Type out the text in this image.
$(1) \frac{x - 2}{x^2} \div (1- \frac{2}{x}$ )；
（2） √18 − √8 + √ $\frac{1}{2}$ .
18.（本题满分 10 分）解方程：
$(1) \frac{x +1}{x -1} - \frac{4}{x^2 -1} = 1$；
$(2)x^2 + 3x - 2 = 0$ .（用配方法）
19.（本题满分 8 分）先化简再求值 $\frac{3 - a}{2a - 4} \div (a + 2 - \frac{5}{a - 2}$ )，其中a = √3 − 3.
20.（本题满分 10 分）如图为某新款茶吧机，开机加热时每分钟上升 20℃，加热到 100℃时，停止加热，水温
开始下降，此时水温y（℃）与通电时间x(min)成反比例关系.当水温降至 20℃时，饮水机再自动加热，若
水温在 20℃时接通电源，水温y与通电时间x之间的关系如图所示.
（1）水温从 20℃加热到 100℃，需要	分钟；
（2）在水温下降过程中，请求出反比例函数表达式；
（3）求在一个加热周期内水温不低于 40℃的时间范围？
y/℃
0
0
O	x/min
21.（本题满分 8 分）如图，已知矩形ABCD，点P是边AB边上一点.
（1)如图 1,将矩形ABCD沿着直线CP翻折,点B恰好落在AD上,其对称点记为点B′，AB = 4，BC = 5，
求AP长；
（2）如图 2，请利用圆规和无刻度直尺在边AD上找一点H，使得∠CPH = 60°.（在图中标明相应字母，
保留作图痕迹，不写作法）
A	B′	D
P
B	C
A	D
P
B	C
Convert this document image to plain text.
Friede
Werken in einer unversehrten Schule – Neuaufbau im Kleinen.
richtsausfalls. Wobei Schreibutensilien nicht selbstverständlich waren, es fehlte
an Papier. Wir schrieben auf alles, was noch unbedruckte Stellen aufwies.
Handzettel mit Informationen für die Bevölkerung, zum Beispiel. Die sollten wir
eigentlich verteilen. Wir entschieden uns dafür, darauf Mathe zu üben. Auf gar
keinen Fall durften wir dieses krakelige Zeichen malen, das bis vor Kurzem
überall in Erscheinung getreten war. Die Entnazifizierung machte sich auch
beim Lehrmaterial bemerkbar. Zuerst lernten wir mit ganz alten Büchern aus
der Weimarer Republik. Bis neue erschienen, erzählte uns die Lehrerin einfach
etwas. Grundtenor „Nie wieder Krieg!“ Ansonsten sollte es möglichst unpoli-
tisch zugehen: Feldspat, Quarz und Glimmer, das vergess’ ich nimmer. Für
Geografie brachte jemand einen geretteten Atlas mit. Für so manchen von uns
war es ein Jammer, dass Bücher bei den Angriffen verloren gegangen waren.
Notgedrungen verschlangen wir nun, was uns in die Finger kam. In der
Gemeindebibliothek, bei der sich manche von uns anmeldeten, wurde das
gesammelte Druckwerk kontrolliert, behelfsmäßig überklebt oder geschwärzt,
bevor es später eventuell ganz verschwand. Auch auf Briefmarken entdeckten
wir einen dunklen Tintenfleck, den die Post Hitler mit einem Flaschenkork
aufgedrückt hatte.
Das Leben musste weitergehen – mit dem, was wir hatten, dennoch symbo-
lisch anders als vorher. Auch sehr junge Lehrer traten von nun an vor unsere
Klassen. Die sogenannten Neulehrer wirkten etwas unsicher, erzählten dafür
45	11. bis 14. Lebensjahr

◇ ◇ ◇ ◇

* **Set exercise**
Write out every record, exactly as written.

* **Solution to the problem**
Type out the text in this image.
$(1) \frac{x - 2}{x^2} \div (1- \frac{2}{x}$ )；
（2） √18 − √8 + √ $\frac{1}{2}$ .
18.（本题满分 10 分）解方程：
$(1) \frac{x +1}{x -1} - \frac{4}{x^2 -1} = 1$；
$(2)x^2 + 3x - 2 = 0$ .（用配方法）
19.（本题满分 8 分）先化简再求值 $\frac{3 - a}{2a - 4} \div (a + 2 - \frac{5}{a - 2}$ )，其中a = √3 − 3.
20.（本题满分 10 分）如图为某新款茶吧机，开机加热时每分钟上升 20℃，加热到 100℃时，停止加热，水温
开始下降，此时水温y（℃）与通电时间x(min)成反比例关系.当水温降至 20℃时，饮水机再自动加热，若
水温在 20℃时接通电源，水温y与通电时间x之间的关系如图所示.
（1）水温从 20℃加热到 100℃，需要	分钟；
（2）在水温下降过程中，请求出反比例函数表达式；
（3）求在一个加热周期内水温不低于 40℃的时间范围？
y/℃
0
0
O	x/min
21.（本题满分 8 分）如图，已知矩形ABCD，点P是边AB边上一点.
（1)如图 1,将矩形ABCD沿着直线CP翻折,点B恰好落在AD上,其对称点记为点B′，AB = 4，BC = 5，
求AP长；
（2）如图 2，请利用圆规和无刻度直尺在边AD上找一点H，使得∠CPH = 60°.（在图中标明相应字母，
保留作图痕迹，不写作法）
A	B′	D
P
B	C
A	D
P
B	C
Convert this document image to plain text.
Friede
Werken in einer unversehrten Schule – Neuaufbau im Kleinen.
richtsausfalls. Wobei Schreibutensilien nicht selbstverständlich waren, es fehlte
an Papier. Wir schrieben auf alles, was noch unbedruckte Stellen aufwies.
Handzettel mit Informationen für die Bevölkerung, zum Beispiel. Die sollten wir
eigentlich verteilen. Wir entschieden uns dafür, darauf Mathe zu üben. Auf gar
keinen Fall durften wir dieses krakelige Zeichen malen, das bis vor Kurzem
überall in Erscheinung getreten war. Die Entnazifizierung machte sich auch
beim Lehrmaterial bemerkbar. Zuerst lernten wir mit ganz alten Büchern aus
der Weimarer Republik. Bis neue erschienen, erzählte uns die Lehrerin einfach
etwas. Grundtenor „Nie wieder Krieg!“ Ansonsten sollte es möglichst unpoli-
tisch zugehen: Feldspat, Quarz und Glimmer, das vergess’ ich nimmer. Für
Geografie brachte jemand einen geretteten Atlas mit. Für so manchen von uns
war es ein Jammer, dass Bücher bei den Angriffen verloren gegangen waren.
Notgedrungen verschlangen wir nun, was uns in die Finger kam. In der
Gemeindebibliothek, bei der sich manche von uns anmeldeten, wurde das
gesammelte Druckwerk kontrolliert, behelfsmäßig überklebt oder geschwärzt,
bevor es später eventuell ganz verschwand. Auch auf Briefmarken entdeckten
wir einen dunklen Tintenfleck, den die Post Hitler mit einem Flaschenkork
aufgedrückt hatte.
Das Leben musste weitergehen – mit dem, was wir hatten, dennoch symbo-
lisch anders als vorher. Auch sehr junge Lehrer traten von nun an vor unsere
Klassen. Die sogenannten Neulehrer wirkten etwas unsicher, erzählten dafür
45	11. bis 14. Lebensjahr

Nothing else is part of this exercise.